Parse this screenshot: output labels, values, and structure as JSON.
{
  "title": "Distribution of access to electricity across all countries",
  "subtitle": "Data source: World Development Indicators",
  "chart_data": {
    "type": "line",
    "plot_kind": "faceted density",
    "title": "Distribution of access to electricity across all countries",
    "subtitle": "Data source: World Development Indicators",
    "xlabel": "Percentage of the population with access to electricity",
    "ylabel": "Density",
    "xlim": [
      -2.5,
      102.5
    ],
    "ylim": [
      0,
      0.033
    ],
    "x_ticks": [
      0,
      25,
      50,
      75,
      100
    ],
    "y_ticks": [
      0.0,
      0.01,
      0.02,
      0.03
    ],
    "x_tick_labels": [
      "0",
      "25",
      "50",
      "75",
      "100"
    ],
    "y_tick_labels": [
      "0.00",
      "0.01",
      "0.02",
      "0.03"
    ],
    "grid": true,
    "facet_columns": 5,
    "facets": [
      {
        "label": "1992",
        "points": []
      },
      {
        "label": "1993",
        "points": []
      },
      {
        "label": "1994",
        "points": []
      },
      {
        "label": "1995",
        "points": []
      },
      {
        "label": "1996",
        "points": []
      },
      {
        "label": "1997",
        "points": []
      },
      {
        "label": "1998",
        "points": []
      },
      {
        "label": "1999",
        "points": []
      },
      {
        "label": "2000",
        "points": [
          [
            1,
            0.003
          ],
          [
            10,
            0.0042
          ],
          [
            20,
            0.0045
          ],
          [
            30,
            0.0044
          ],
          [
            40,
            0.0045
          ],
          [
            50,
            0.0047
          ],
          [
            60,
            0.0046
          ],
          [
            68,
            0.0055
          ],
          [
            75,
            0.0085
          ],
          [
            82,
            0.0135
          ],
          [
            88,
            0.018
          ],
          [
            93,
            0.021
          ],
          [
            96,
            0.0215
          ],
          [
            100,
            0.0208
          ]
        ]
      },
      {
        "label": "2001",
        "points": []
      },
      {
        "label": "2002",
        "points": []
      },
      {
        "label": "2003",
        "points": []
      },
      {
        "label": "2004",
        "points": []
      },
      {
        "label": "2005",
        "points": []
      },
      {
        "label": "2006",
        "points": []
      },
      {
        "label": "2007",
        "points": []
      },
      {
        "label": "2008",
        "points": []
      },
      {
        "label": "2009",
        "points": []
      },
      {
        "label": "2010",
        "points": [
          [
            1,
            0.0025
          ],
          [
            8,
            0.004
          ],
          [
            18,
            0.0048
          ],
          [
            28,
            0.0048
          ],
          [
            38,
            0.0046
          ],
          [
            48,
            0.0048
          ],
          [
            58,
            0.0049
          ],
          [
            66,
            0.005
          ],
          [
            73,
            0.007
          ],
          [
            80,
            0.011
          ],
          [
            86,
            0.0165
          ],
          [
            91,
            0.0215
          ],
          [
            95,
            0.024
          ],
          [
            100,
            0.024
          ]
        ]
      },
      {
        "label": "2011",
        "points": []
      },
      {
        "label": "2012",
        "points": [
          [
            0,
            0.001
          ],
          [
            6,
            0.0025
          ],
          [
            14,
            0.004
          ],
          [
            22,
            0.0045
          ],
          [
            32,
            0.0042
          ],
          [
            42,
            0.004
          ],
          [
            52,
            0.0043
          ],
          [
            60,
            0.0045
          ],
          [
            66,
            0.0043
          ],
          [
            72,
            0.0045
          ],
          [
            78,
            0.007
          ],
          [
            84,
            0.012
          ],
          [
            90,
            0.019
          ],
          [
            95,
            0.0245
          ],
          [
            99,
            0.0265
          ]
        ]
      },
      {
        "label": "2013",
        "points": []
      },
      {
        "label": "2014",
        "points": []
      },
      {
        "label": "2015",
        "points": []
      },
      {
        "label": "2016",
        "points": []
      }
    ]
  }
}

■ **Short problem**:
Reproduce each line of the material above precisely.

■ **Reply to the task**:
Parse this screenshot: output labels, values, and structure as JSON.
{
  "title": "Distribution of access to electricity across all countries",
  "subtitle": "Data source: World Development Indicators",
  "chart_data": {
    "type": "line",
    "plot_kind": "faceted density",
    "title": "Distribution of access to electricity across all countries",
    "subtitle": "Data source: World Development Indicators",
    "xlabel": "Percentage of the population with access to electricity",
    "ylabel": "Density",
    "xlim": [
      -2.5,
      102.5
    ],
    "ylim": [
      0,
      0.033
    ],
    "x_ticks": [
      0,
      25,
      50,
      75,
      100
    ],
    "y_ticks": [
      0.0,
      0.01,
      0.02,
      0.03
    ],
    "x_tick_labels": [
      "0",
      "25",
      "50",
      "75",
      "100"
    ],
    "y_tick_labels": [
      "0.00",
      "0.01",
      "0.02",
      "0.03"
    ],
    "grid": true,
    "facet_columns": 5,
    "facets": [
      {
        "label": "1992",
        "points": []
      },
      {
        "label": "1993",
        "points": []
      },
      {
        "label": "1994",
        "points": []
      },
      {
        "label": "1995",
        "points": []
      },
      {
        "label": "1996",
        "points": []
      },
      {
        "label": "1997",
        "points": []
      },
      {
        "label": "1998",
        "points": []
      },
      {
        "label": "1999",
        "points": []
      },
      {
        "label": "2000",
        "points": [
          [
            1,
            0.003
          ],
          [
            10,
            0.0042
          ],
          [
            20,
            0.0045
          ],
          [
            30,
            0.0044
          ],
          [
            40,
            0.0045
          ],
          [
            50,
            0.0047
          ],
          [
            60,
            0.0046
          ],
          [
            68,
            0.0055
          ],
          [
            75,
            0.0085
          ],
          [
            82,
            0.0135
          ],
          [
            88,
            0.018
          ],
          [
            93,
            0.021
          ],
          [
            96,
            0.0215
          ],
          [
            100,
            0.0208
          ]
        ]
      },
      {
        "label": "2001",
        "points": []
      },
      {
        "label": "2002",
        "points": []
      },
      {
        "label": "2003",
        "points": []
      },
      {
        "label": "2004",
        "points": []
      },
      {
        "label": "2005",
        "points": []
      },
      {
        "label": "2006",
        "points": []
      },
      {
        "label": "2007",
        "points": []
      },
      {
        "label": "2008",
        "points": []
      },
      {
        "label": "2009",
        "points": []
      },
      {
        "label": "2010",
        "points": [
          [
            1,
            0.0025
          ],
          [
            8,
            0.004
          ],
          [
            18,
            0.0048
          ],
          [
            28,
            0.0048
          ],
          [
            38,
            0.0046
          ],
          [
            48,
            0.0048
          ],
          [
            58,
            0.0049
          ],
          [
            66,
            0.005
          ],
          [
            73,
            0.007
          ],
          [
            80,
            0.011
          ],
          [
            86,
            0.0165
          ],
          [
            91,
            0.0215
          ],
          [
            95,
            0.024
          ],
          [
            100,
            0.024
          ]
        ]
      },
      {
        "label": "2011",
        "points": []
      },
      {
        "label": "2012",
        "points": [
          [
            0,
            0.001
          ],
          [
            6,
            0.0025
          ],
          [
            14,
            0.004
          ],
          [
            22,
            0.0045
          ],
          [
            32,
            0.0042
          ],
          [
            42,
            0.004
          ],
          [
            52,
            0.0043
          ],
          [
            60,
            0.0045
          ],
          [
            66,
            0.0043
          ],
          [
            72,
            0.0045
          ],
          [
            78,
            0.007
          ],
          [
            84,
            0.012
          ],
          [
            90,
            0.019
          ],
          [
            95,
            0.0245
          ],
          [
            99,
            0.0265
          ]
        ]
      },
      {
        "label": "2013",
        "points": []
      },
      {
        "label": "2014",
        "points": []
      },
      {
        "label": "2015",
        "points": []
      },
      {
        "label": "2016",
        "points": []
      }
    ]
  }
}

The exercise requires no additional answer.